Он делает решительный шаг и, в определенном смысле, сжигает мосты. В его конструкции, субъективистской по своей форме, любое различение внутри материи является таковым, что оно выражается через различие в образах; такое различение исключает иную дифференциацию и потому, с логической точки зрения, единственно возможно. Но идеалистический заряд оказывается не слишком значительным. Глубина бергсоновского комментария заключается в том, что этот субъективизм концепции, по существу, номинальный, поскольку отсутствует субъект. Личный интерес индивидуума здесь пока не накладывает свой отпечаток, хотя подразумевается его появление. Прокладывается дорога для радикального соединения ментального мира и материальной субстанции.
 
Материальный мир разлагается на неисчислимое количество перспектив потенциального видения, которые и составляют его содержание. Забегая вперед, скажем следующее. Материальный мир, представленный как бесконечный поток взаимопроникающих образов, просто обречен быть нейтральным по отношению к каждому из них. Образы и отражения не организованы в определенную иерархию, среди них нет ни одного центра, вокруг которого стали бы группироваться и конденсироваться другие образы. Нет ни одного элемента, который мог бы считаться более важным, чем другой, нет ничего, что могло бы представиться несущественным, случайным, привходящим, и могло бы быть игнорировано или отброшено. В этом океане индифферентности отсутствует какой-либо критерий выбора, позволяющий как-то все организовать и привести в систему. И если мы подразумеваем (и даже требуем), чтобы мир как-то существовал, как-то организовывался и делал это независимо от нашей воли, то мы не можем и не имеем права говорить об этой организации, о структуре и порядке, пока не вмешаемся сами, пока не станем смотреть своими глазами сквозь призму своего интереса, и не допустим, тем самым, чтобы эта организация приняла конкретную форму.
-*-*-
■ Упражнения
**1.** Ответьте на вопросы по исходному тексту, каждый ответ с новой строки с той же буквой:
(а) Почему, согласно тексту, субъективизм концепции лишь номинальный?
(б) Что, по тексту, составляет содержание материального мира?
(в) Чего нет среди образов и отражений, вокруг чего группировались бы другие образы?
**2.** Определите, соответствует ли исходному тексту каждое утверждение. Ответьте «да» или «нет» и приведите решающие слова текста дословно.
(а) Идеалистический заряд конструкции весьма значителен.
(б) Материальный мир нейтрален по отношению к каждому из образов.
(в) В потоке образов есть критерий выбора, позволяющий привести всё в систему.

■ Исходные данные
-*-*-
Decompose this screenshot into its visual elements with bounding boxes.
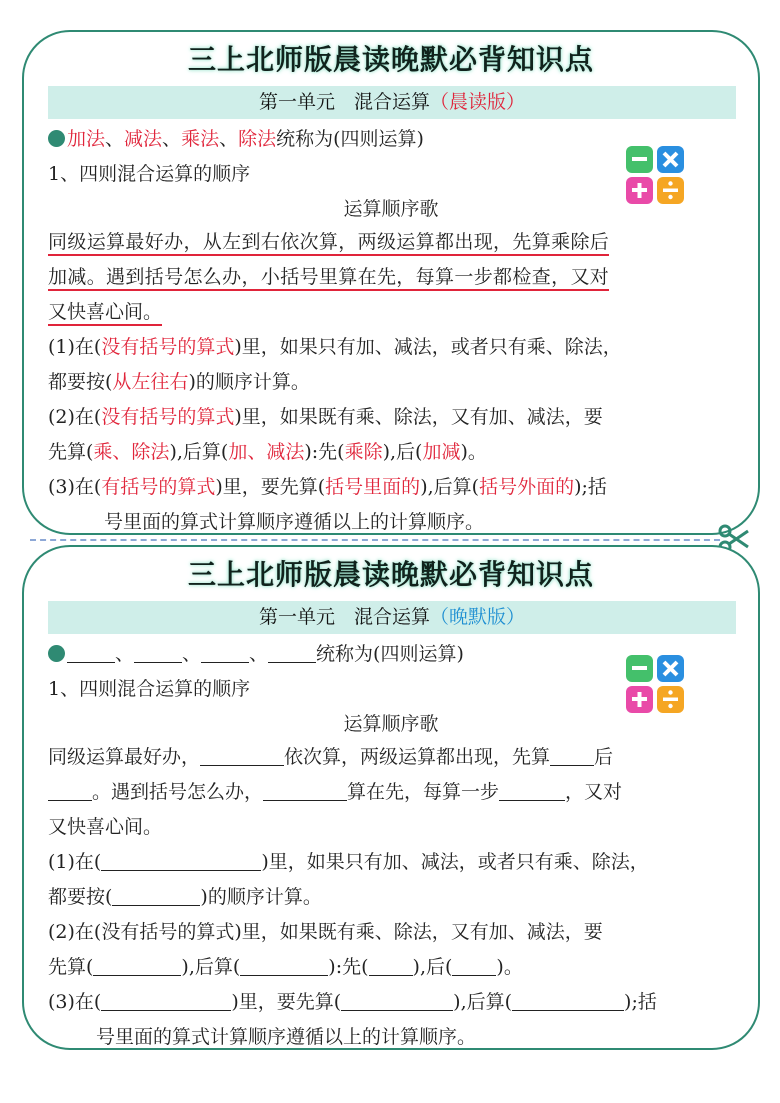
-*-*-
■ Ответы к заданиям
**1.**
(а) Потому что отсутствует субъект.
(б) Неисчислимое количество перспектив потенциального видения.
(в) Ни одного центра.

**2.**
(а) Нет: «Но идеалистический заряд оказывается не слишком значительным».
(б) Да: «просто обречен быть нейтральным по отношению к каждому из них».
(в) Нет: «В этом океане индифферентности отсутствует какой-либо критерий выбора, позволяющий как-то все организовать и привести в систему».